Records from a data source
·····

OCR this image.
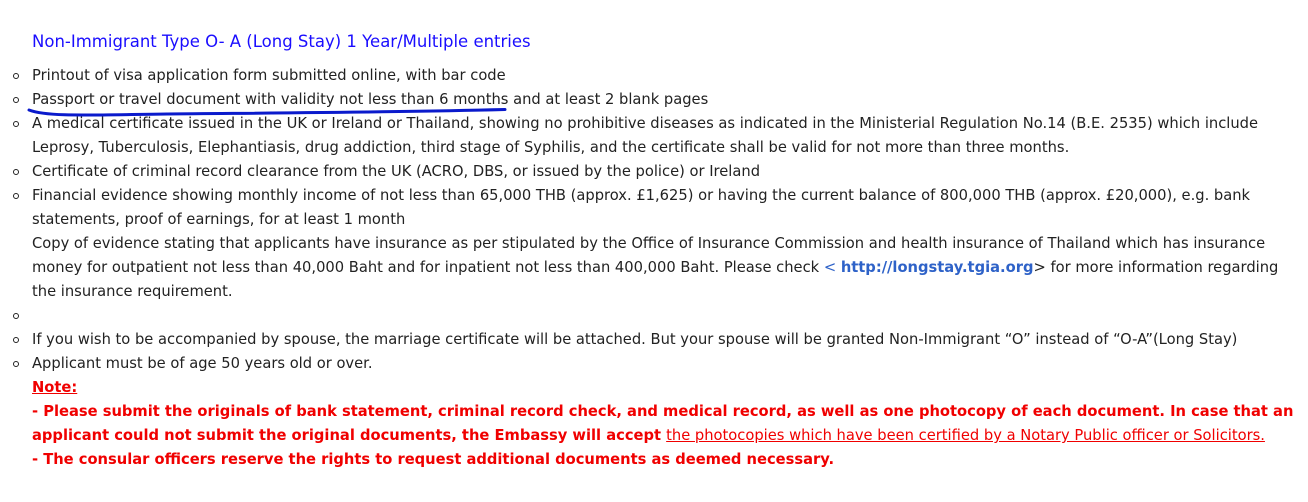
Non-Immigrant Type O- A (Long Stay) 1 Year/Multiple entries
Printout of visa application form submitted online, with bar code
Passport or travel document with validity not less than 6 months and at least 2 blank pages
A medical certificate issued in the UK or Ireland or Thailand, showing no prohibitive diseases as indicated in the Ministerial Regulation No.14 (B.E. 2535) which include Leprosy, Tuberculosis, Elephantiasis, drug addiction, third stage of Syphilis, and the certificate shall be valid for not more than three months.
Certificate of criminal record clearance from the UK (ACRO, DBS, or issued by the police) or Ireland
Financial evidence showing monthly income of not less than 65,000 THB (approx. £1,625) or having the current balance of 800,000 THB (approx. £20,000), e.g. bank statements, proof of earnings, for at least 1 month
Copy of evidence stating that applicants have insurance as per stipulated by the Office of Insurance Commission and health insurance of Thailand which has insurance money for outpatient not less than 40,000 Baht and for inpatient not less than 400,000 Baht. Please check < http://longstay.tgia.org> for more information regarding the insurance requirement.
If you wish to be accompanied by spouse, the marriage certificate will be attached. But your spouse will be granted Non-Immigrant “O” instead of “O-A”(Long Stay)
Applicant must be of age 50 years old or over.
Note:
- Please submit the originals of bank statement, criminal record check, and medical record, as well as one photocopy of each document. In case that an applicant could not submit the original documents, the Embassy will accept the photocopies which have been certified by a Notary Public officer or Solicitors.
- The consular officers reserve the rights to request additional documents as deemed necessary.
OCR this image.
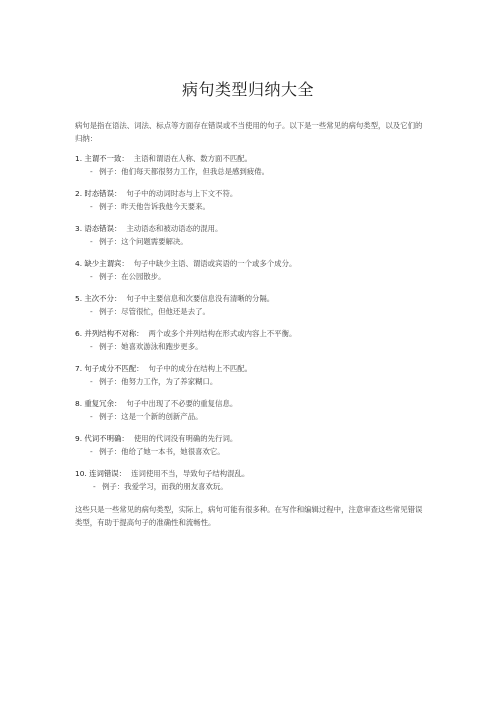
病句类型归纳大全

病句是指在语法、词法、标点等方面存在错误或不当使用的句子。以下是一些常见的病句类型，以及它们的归纳：

1. 主谓不一致： 主语和谓语在人称、数方面不匹配。
- 例子：他们每天都很努力工作，但我总是感到疲倦。
2. 时态错误： 句子中的动词时态与上下文不符。
- 例子：昨天他告诉我他今天要来。
3. 语态错误： 主动语态和被动语态的混用。
- 例子：这个问题需要解决。
4. 缺少主谓宾： 句子中缺少主语、谓语或宾语的一个或多个成分。
- 例子：在公园散步。
5. 主次不分： 句子中主要信息和次要信息没有清晰的分隔。
- 例子：尽管很忙，但他还是去了。
6. 并列结构不对称： 两个或多个并列结构在形式或内容上不平衡。
- 例子：她喜欢游泳和跑步更多。
7. 句子成分不匹配： 句子中的成分在结构上不匹配。
- 例子：他努力工作，为了养家糊口。
8. 重复冗余： 句子中出现了不必要的重复信息。
- 例子：这是一个新的创新产品。
9. 代词不明确： 使用的代词没有明确的先行词。
- 例子：他给了她一本书，她很喜欢它。
10. 连词错误： 连词使用不当，导致句子结构混乱。
- 例子：我爱学习，而我的朋友喜欢玩。

这些只是一些常见的病句类型，实际上，病句可能有很多种。在写作和编辑过程中，注意审查这些常见错误类型，有助于提高句子的准确性和流畅性。
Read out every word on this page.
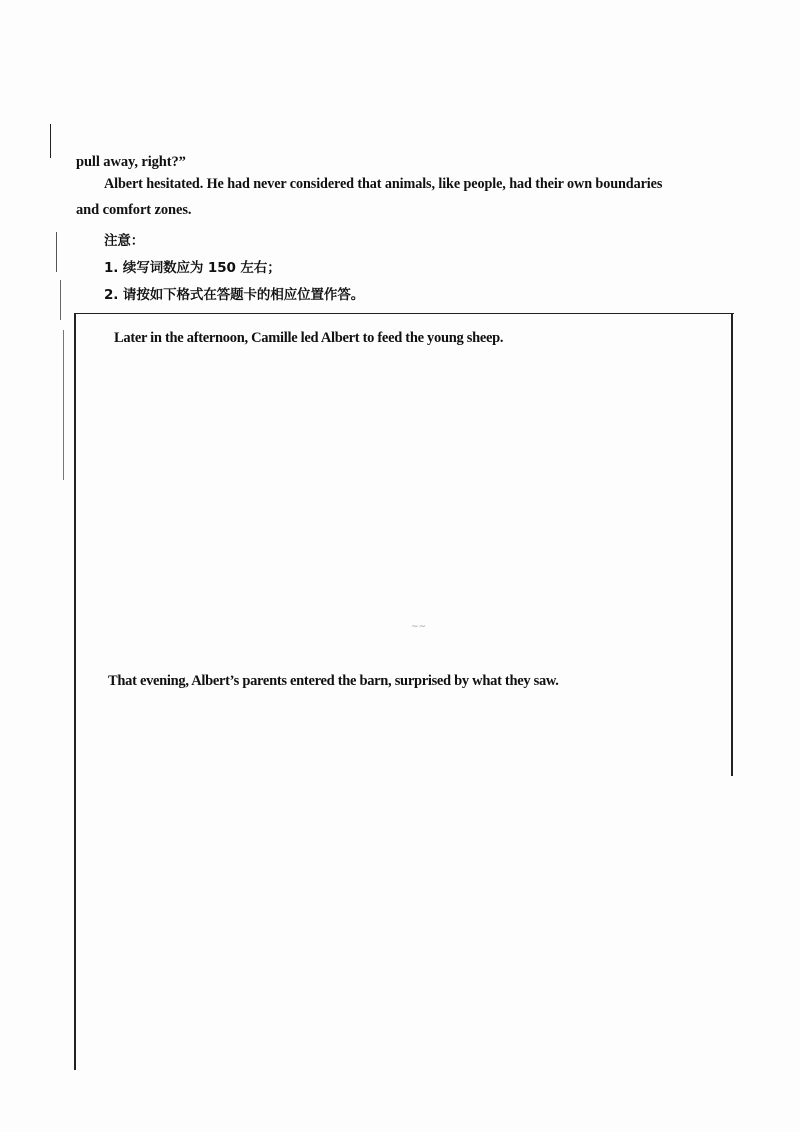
pull away, right?”
Albert hesitated. He had never considered that animals, like people, had their own boundaries
and comfort zones.
注意：
1. 续写词数应为 150 左右；
2. 请按如下格式在答题卡的相应位置作答。
Later in the afternoon, Camille led Albert to feed the young sheep.
~~
That evening, Albert’s parents entered the barn, surprised by what they saw.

·····

DIRECTIVE: Collect, from the material above, every line containing the word "months".

ANSWER TO THE EXERCISE:
Passport or travel document with validity not less than 6 months and at least 2 blank pages
A medical certificate issued in the UK or Ireland or Thailand, showing no prohibitive diseases as indicated in the Ministerial Regulation No.14 (B.E. 2535) which include Leprosy, Tuberculosis, Elephantiasis, drug addiction, third stage of Syphilis, and the certificate shall be valid for not more than three months.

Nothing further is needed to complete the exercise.